═════ Task input

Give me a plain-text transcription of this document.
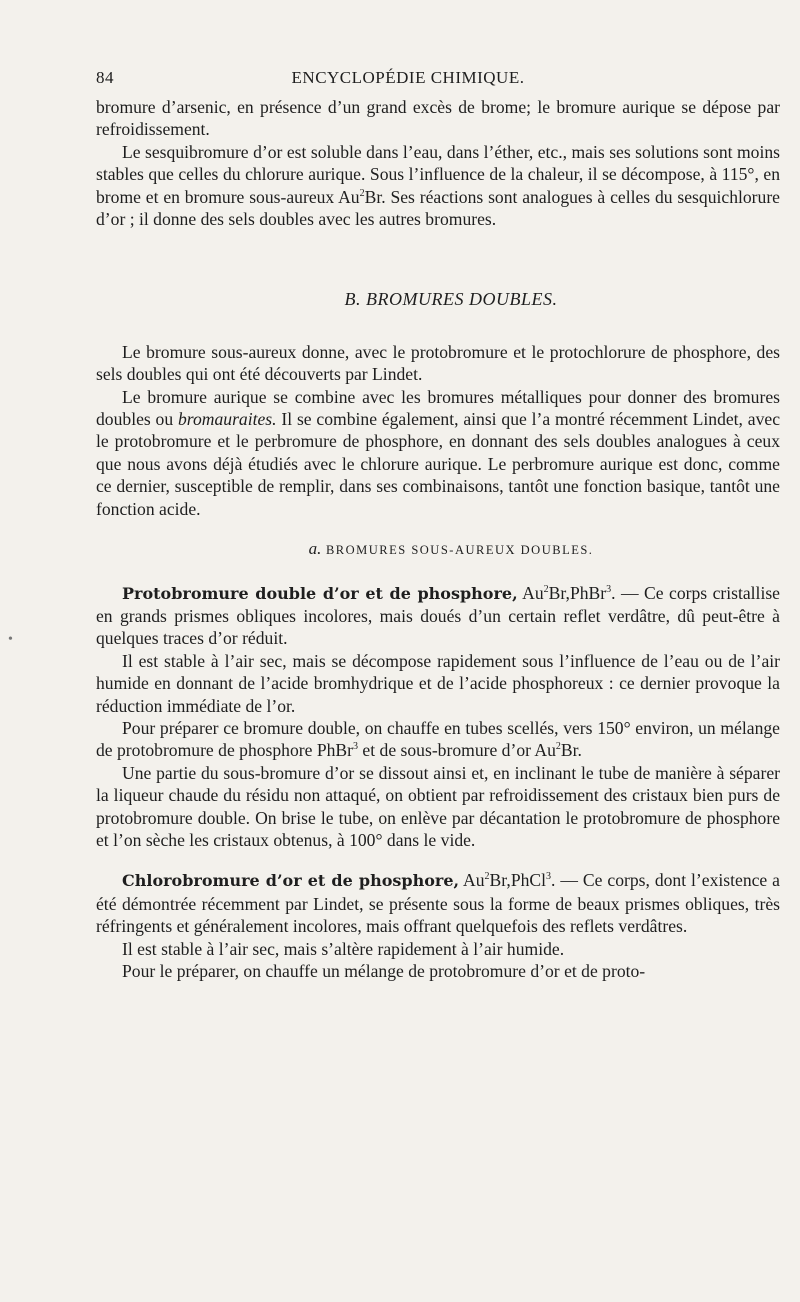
84	ENCYCLOPÉDIE CHIMIQUE.

bromure d’arsenic, en présence d’un grand excès de brome; le bromure aurique se dépose par refroidissement.

Le sesquibromure d’or est soluble dans l’eau, dans l’éther, etc., mais ses solutions sont moins stables que celles du chlorure aurique. Sous l’influence de la chaleur, il se décompose, à 115°, en brome et en bromure sous-aureux Au$^2$Br. Ses réactions sont analogues à celles du sesquichlorure d’or ; il donne des sels doubles avec les autres bromures.

B. BROMURES DOUBLES.

Le bromure sous-aureux donne, avec le protobromure et le protochlorure de phosphore, des sels doubles qui ont été découverts par Lindet.

Le bromure aurique se combine avec les bromures métalliques pour donner des bromures doubles ou bromauraites. Il se combine également, ainsi que l’a montré récemment Lindet, avec le protobromure et le perbromure de phosphore, en donnant des sels doubles analogues à ceux que nous avons déjà étudiés avec le chlorure aurique. Le perbromure aurique est donc, comme ce dernier, susceptible de remplir, dans ses combinaisons, tantôt une fonction basique, tantôt une fonction acide.

a. BROMURES SOUS-AUREUX DOUBLES.

Protobromure double d’or et de phosphore, Au$^2$Br,PhBr$^3$. — Ce corps cristallise en grands prismes obliques incolores, mais doués d’un certain reflet verdâtre, dû peut-être à quelques traces d’or réduit.

Il est stable à l’air sec, mais se décompose rapidement sous l’influence de l’eau ou de l’air humide en donnant de l’acide bromhydrique et de l’acide phosphoreux : ce dernier provoque la réduction immédiate de l’or.

Pour préparer ce bromure double, on chauffe en tubes scellés, vers 150° environ, un mélange de protobromure de phosphore PhBr$^3$ et de sous-bromure d’or Au$^2$Br.

Une partie du sous-bromure d’or se dissout ainsi et, en inclinant le tube de manière à séparer la liqueur chaude du résidu non attaqué, on obtient par refroidissement des cristaux bien purs de protobromure double. On brise le tube, on enlève par décantation le protobromure de phosphore et l’on sèche les cristaux obtenus, à 100° dans le vide.

Chlorobromure d’or et de phosphore, Au$^2$Br,PhCl$^3$. — Ce corps, dont l’existence a été démontrée récemment par Lindet, se présente sous la forme de beaux prismes obliques, très réfringents et généralement incolores, mais offrant quelquefois des reflets verdâtres.

Il est stable à l’air sec, mais s’altère rapidement à l’air humide.

Pour le préparer, on chauffe un mélange de protobromure d’or et de proto-

•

══════════

» What this task involves
Note each line of the entries that has "brome" in it, and copy those lines.

» Answer to this exercise
bromure d’arsenic, en présence d’un grand excès de brome; le bromure aurique se dépose par refroidissement.
Le sesquibromure d’or est soluble dans l’eau, dans l’éther, etc., mais ses solutions sont moins stables que celles du chlorure aurique. Sous l’influence de la chaleur, il se décompose, à 115°, en brome et en bromure sous-aureux Au$^2$Br. Ses réactions sont analogues à celles du sesquichlorure d’or ; il donne des sels doubles avec les autres bromures.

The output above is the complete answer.